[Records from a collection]
----------------
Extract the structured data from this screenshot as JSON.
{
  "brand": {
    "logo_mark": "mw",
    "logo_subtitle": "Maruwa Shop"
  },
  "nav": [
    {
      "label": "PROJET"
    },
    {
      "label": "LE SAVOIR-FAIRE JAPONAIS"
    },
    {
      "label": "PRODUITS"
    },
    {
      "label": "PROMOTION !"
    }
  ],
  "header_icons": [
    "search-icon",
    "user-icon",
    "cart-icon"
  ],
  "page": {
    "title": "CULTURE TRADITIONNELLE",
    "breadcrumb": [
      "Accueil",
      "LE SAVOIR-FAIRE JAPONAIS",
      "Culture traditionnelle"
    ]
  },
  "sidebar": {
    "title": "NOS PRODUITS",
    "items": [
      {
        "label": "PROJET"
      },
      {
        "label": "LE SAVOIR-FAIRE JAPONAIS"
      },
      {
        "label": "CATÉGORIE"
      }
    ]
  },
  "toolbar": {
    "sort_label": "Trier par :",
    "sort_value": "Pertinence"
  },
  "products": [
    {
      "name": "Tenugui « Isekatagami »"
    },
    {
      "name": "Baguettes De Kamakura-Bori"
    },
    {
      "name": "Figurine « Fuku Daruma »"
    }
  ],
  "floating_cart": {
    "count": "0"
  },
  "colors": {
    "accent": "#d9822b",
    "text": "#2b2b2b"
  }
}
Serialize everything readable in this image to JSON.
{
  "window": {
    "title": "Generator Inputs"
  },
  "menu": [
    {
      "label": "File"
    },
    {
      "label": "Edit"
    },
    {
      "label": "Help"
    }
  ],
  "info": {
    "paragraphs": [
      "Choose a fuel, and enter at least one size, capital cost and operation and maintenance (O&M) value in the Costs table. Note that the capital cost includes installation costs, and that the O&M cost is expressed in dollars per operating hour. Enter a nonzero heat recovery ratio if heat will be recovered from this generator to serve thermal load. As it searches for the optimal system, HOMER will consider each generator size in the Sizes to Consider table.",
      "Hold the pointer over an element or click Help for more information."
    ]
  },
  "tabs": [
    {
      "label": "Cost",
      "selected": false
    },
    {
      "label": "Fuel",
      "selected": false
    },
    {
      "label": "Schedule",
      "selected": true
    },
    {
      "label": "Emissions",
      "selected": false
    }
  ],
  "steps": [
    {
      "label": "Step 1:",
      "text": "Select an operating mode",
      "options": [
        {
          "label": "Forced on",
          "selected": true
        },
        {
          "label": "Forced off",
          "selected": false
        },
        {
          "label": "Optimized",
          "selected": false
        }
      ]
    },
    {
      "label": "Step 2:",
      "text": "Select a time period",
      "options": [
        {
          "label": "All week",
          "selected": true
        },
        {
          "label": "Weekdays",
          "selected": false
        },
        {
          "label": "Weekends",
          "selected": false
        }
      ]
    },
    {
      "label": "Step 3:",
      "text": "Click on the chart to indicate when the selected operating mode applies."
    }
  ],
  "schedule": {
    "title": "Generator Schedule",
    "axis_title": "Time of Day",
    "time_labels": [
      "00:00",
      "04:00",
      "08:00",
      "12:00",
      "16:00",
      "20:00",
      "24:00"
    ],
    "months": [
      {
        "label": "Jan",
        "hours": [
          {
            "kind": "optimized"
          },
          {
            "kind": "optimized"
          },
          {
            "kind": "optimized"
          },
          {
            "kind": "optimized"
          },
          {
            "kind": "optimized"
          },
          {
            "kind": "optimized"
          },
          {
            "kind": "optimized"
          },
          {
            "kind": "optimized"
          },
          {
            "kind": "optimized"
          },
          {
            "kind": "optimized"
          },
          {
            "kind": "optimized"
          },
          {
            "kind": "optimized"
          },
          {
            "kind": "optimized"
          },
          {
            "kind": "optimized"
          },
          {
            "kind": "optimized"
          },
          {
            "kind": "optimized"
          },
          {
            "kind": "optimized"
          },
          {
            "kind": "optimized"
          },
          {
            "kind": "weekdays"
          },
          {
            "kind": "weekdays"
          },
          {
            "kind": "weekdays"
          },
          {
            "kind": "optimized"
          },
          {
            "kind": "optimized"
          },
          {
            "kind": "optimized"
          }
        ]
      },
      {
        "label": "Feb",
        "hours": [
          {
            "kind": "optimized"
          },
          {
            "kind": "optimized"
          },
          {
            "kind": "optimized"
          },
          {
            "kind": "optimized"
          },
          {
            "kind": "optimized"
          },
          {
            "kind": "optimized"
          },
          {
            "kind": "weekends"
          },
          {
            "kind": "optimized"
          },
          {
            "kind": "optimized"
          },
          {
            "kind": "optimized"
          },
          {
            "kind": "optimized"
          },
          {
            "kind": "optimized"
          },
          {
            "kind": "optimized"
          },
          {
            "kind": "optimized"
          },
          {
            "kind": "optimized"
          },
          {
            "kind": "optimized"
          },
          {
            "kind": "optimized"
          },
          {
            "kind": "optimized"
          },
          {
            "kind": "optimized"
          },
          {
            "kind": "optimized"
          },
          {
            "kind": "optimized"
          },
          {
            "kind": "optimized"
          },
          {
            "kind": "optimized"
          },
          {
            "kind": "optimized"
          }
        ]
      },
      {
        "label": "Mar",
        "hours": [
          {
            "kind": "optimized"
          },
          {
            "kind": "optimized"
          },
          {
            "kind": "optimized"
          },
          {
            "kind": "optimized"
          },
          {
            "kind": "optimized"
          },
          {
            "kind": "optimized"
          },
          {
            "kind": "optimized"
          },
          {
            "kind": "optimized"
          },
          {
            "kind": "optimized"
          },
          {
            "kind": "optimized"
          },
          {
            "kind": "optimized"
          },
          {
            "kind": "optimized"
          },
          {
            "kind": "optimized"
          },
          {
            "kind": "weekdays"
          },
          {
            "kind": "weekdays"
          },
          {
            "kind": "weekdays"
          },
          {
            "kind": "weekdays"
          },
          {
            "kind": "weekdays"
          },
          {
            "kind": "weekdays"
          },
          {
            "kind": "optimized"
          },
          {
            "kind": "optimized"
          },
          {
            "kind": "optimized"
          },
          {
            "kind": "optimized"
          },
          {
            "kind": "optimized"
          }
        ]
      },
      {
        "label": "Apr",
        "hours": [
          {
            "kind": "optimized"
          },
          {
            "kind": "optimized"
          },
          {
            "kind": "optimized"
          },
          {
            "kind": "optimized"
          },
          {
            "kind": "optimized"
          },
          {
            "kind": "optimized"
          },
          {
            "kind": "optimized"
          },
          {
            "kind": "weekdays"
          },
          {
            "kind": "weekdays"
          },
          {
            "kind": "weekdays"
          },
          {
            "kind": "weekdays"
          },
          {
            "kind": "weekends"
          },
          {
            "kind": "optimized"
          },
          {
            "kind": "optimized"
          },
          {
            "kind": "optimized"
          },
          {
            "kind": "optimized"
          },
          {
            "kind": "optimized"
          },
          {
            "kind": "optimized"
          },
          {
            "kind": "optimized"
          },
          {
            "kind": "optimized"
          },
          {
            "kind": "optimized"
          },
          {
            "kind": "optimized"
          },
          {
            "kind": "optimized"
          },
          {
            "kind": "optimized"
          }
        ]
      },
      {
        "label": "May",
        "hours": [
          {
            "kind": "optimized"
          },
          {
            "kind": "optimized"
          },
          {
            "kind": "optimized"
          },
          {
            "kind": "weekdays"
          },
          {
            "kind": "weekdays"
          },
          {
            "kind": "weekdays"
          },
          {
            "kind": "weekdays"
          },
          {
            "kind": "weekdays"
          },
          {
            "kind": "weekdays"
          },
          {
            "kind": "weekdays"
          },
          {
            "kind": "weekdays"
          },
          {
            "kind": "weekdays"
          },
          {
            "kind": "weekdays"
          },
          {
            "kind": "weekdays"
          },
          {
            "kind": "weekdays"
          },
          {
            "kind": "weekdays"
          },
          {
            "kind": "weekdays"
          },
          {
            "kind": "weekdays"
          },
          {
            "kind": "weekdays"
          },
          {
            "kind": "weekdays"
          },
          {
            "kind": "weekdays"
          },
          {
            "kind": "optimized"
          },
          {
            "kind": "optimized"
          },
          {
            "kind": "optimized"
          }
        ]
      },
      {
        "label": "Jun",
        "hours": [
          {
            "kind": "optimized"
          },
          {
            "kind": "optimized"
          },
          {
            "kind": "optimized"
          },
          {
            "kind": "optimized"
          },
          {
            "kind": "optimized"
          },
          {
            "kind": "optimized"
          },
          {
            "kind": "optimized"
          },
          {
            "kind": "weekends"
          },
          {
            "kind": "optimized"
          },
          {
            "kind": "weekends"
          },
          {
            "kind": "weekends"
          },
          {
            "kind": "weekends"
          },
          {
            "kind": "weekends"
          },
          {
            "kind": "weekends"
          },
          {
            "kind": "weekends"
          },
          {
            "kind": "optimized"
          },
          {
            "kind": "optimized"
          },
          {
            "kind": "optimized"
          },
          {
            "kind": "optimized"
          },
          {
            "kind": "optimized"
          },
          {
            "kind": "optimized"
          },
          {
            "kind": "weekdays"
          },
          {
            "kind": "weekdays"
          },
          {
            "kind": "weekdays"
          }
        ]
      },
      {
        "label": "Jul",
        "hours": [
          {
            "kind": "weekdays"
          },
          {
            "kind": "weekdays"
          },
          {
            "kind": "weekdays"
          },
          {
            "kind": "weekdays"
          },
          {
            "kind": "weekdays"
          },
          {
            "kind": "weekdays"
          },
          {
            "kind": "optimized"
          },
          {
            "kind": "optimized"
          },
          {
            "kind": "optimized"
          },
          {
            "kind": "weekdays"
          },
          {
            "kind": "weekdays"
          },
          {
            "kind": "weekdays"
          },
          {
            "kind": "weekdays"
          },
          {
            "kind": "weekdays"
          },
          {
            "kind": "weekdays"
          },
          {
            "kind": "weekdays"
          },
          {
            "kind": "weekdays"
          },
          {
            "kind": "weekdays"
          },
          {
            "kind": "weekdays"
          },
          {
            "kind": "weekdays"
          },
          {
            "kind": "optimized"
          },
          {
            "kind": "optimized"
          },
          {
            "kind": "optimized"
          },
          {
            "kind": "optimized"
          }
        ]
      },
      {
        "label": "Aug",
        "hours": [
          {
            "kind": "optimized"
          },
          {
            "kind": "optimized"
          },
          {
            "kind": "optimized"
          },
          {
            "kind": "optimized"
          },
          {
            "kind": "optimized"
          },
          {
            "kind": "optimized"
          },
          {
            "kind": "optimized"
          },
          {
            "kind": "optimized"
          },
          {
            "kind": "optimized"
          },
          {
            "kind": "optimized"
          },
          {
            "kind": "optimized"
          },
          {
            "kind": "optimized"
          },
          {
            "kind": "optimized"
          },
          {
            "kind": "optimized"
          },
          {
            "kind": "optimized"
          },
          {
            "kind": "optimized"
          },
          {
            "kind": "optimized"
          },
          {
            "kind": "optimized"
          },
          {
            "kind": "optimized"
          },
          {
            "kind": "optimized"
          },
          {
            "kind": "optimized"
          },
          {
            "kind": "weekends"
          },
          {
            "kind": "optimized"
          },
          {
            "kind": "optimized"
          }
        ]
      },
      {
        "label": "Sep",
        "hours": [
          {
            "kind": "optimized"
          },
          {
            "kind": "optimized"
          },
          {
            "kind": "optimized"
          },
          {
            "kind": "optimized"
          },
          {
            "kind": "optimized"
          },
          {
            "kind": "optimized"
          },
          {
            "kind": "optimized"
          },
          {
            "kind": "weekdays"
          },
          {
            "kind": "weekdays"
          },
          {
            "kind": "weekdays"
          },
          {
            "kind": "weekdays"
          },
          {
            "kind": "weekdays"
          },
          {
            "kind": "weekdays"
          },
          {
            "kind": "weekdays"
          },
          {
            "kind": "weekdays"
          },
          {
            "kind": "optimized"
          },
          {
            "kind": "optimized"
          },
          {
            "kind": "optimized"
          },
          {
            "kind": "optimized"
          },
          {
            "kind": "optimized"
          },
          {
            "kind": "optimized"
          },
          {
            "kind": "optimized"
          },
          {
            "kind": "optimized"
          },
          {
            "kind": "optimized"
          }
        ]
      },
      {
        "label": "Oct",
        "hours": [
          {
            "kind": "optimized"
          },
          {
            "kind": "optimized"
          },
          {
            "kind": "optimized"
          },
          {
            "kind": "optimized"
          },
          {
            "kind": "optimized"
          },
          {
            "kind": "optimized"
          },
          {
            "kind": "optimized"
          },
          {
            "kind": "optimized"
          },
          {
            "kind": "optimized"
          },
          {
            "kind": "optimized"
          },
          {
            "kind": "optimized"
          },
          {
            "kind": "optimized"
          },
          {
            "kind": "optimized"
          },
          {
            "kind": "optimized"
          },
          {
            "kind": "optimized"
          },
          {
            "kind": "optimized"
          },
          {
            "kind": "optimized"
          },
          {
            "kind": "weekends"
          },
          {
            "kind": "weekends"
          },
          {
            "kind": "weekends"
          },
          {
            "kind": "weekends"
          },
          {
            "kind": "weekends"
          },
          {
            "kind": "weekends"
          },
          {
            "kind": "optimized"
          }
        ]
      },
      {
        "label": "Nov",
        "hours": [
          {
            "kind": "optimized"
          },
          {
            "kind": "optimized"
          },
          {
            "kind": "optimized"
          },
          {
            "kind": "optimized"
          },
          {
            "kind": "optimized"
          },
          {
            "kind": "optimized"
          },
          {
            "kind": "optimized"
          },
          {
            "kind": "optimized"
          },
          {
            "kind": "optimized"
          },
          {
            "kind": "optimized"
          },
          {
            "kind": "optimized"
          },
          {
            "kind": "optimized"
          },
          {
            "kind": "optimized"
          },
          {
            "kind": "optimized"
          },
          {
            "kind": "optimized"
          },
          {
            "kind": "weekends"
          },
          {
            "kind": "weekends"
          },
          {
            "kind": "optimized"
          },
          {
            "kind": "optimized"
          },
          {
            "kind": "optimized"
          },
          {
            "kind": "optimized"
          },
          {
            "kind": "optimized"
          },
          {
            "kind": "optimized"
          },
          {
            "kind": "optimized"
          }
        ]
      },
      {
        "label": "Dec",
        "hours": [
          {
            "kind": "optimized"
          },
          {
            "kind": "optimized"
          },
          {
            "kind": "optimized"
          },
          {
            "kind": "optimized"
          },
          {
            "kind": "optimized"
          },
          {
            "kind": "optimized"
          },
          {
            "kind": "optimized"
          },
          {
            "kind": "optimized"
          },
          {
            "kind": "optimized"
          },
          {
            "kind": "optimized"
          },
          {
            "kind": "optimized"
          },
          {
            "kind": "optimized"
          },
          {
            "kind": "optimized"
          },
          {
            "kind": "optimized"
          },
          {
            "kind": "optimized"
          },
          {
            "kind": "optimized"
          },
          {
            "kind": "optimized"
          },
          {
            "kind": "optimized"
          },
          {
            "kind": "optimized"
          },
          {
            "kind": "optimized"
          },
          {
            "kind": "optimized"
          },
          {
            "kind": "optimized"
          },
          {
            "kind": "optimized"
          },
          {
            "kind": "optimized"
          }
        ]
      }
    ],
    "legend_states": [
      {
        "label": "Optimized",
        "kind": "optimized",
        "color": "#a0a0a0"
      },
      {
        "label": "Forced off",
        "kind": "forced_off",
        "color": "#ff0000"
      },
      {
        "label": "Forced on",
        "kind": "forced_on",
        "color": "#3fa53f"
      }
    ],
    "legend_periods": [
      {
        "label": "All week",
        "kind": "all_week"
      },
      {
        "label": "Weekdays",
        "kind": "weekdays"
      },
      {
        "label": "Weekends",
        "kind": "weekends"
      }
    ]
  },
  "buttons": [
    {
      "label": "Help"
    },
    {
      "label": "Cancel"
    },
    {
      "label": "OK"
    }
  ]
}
----------------
• _What you need to do_
Copy out every line holding the string "JAPONAIS".

• _Exercise result_
      "label": "LE SAVOIR-FAIRE JAPONAIS"
      "LE SAVOIR-FAIRE JAPONAIS",
        "label": "LE SAVOIR-FAIRE JAPONAIS"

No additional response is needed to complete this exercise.